* _Information provided_

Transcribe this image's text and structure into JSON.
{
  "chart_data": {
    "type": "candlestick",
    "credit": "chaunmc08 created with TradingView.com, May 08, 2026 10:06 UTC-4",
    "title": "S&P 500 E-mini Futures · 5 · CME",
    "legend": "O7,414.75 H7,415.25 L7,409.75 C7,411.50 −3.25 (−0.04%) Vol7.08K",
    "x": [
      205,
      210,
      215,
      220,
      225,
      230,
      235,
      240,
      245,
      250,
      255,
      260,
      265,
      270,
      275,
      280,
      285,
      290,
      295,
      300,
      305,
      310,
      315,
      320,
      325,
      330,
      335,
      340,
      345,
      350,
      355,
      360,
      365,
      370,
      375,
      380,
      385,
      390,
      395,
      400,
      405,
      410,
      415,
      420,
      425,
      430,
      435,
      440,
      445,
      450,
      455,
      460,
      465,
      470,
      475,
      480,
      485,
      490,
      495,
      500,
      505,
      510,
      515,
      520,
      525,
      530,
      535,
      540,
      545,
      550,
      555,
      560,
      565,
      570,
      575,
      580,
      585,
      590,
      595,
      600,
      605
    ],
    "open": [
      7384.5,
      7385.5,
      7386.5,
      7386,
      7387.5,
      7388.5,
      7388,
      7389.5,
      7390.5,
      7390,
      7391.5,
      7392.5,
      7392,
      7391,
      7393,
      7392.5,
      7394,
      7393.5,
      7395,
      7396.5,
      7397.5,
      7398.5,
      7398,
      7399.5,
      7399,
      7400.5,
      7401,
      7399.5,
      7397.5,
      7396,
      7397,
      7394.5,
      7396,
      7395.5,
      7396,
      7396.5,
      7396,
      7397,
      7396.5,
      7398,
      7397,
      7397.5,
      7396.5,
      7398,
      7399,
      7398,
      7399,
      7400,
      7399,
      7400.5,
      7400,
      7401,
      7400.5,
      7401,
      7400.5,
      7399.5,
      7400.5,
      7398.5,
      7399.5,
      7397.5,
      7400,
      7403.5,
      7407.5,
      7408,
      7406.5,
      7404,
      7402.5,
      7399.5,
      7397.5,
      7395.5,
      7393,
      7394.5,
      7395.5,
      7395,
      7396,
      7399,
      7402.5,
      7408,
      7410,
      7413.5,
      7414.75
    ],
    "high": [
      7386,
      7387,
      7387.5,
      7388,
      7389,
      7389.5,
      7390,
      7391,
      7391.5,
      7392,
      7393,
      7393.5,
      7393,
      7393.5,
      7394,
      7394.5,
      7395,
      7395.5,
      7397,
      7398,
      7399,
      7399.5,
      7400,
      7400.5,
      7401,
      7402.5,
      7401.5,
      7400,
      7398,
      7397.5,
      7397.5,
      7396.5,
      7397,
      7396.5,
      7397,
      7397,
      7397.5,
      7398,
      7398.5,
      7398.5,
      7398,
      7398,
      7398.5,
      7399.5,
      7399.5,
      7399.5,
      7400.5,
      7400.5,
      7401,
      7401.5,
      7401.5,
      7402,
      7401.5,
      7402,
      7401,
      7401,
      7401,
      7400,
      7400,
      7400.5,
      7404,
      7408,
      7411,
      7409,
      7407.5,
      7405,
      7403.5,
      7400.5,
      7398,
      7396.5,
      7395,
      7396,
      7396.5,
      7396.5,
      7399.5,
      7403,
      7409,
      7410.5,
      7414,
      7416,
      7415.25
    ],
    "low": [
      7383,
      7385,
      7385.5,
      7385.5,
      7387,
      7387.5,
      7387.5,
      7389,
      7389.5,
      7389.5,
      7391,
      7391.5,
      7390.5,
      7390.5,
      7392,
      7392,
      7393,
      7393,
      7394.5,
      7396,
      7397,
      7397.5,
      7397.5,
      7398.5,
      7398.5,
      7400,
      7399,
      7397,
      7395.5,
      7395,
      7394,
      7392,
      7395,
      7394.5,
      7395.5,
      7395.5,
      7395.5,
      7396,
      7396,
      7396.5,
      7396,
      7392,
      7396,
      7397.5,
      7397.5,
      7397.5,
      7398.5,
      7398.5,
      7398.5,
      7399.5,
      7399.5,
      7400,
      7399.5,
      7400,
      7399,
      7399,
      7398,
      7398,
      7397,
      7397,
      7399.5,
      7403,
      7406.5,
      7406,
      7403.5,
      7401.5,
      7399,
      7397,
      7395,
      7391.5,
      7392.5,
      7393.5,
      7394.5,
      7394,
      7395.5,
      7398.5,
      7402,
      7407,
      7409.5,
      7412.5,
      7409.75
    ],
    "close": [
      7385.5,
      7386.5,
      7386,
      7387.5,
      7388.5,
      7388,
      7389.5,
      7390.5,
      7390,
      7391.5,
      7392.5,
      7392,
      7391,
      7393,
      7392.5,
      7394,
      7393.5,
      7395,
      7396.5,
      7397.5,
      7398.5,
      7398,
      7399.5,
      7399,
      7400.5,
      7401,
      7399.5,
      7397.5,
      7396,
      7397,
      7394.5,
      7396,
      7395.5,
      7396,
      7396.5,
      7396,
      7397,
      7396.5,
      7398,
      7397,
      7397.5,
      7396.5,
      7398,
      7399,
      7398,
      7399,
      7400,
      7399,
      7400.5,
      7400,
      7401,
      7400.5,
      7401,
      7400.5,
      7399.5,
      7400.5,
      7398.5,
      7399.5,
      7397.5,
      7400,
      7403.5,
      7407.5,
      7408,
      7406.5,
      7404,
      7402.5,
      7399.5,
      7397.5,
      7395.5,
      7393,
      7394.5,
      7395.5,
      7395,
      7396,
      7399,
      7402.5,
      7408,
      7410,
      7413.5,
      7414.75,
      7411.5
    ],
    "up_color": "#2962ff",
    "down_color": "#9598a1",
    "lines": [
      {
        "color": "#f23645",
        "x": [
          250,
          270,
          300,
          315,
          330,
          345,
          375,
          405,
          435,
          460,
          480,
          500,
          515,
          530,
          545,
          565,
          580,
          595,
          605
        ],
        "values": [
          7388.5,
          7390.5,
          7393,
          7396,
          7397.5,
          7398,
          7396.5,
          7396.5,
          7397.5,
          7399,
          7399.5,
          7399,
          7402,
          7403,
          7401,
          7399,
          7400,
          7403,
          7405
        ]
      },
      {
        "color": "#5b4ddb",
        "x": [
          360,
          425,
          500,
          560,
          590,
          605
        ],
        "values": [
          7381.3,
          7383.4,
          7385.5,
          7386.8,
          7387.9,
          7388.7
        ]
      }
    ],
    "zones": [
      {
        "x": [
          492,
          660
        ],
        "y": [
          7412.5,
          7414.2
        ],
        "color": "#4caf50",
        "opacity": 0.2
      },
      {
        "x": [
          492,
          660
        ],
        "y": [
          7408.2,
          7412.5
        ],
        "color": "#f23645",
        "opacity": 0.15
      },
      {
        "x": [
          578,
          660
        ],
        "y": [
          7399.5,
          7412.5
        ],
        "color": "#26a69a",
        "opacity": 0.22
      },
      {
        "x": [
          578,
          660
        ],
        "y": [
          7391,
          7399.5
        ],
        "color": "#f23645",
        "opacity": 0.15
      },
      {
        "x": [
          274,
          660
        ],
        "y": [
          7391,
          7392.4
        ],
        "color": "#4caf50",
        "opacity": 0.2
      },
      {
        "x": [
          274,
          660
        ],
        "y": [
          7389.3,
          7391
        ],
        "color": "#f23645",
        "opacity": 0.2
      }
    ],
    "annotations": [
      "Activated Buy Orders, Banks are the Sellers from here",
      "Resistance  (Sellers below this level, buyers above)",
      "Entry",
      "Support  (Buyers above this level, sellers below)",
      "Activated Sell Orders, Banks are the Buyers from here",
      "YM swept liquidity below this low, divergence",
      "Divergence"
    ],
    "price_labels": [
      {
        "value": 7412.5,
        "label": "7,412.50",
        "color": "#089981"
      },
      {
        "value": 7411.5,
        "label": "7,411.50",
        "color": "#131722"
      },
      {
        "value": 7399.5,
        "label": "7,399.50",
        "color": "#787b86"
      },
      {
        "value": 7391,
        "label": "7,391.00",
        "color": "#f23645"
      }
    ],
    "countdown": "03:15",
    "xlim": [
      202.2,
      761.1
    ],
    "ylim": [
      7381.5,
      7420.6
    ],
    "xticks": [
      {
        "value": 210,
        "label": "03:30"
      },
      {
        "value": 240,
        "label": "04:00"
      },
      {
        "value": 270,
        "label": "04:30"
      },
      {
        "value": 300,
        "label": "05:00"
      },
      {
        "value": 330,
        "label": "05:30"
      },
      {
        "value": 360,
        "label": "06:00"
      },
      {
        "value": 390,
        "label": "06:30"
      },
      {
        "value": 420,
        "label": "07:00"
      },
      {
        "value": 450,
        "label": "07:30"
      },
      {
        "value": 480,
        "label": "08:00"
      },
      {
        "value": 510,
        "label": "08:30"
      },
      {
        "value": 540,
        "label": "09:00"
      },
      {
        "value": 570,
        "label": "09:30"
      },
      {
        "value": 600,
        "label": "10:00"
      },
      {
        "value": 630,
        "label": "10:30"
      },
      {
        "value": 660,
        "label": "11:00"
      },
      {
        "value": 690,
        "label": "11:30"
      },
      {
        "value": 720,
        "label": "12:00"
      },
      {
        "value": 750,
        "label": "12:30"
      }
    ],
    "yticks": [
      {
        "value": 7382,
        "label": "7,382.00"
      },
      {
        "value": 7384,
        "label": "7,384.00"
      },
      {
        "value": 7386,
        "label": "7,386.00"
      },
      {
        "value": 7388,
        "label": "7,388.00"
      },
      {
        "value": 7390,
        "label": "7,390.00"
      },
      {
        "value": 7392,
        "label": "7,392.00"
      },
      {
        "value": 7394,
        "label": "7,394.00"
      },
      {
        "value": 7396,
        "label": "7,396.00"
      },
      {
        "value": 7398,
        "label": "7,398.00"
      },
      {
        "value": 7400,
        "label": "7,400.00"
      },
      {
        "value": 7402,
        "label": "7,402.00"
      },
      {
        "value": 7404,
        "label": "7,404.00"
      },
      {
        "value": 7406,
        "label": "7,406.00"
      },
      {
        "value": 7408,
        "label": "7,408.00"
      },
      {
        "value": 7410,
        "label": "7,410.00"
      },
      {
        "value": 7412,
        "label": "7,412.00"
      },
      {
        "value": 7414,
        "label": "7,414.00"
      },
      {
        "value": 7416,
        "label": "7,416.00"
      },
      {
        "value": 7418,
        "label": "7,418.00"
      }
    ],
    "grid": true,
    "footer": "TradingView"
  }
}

* _Goal_
Give the count of lines in the records that contain "from", and no other text.

* _The output_
2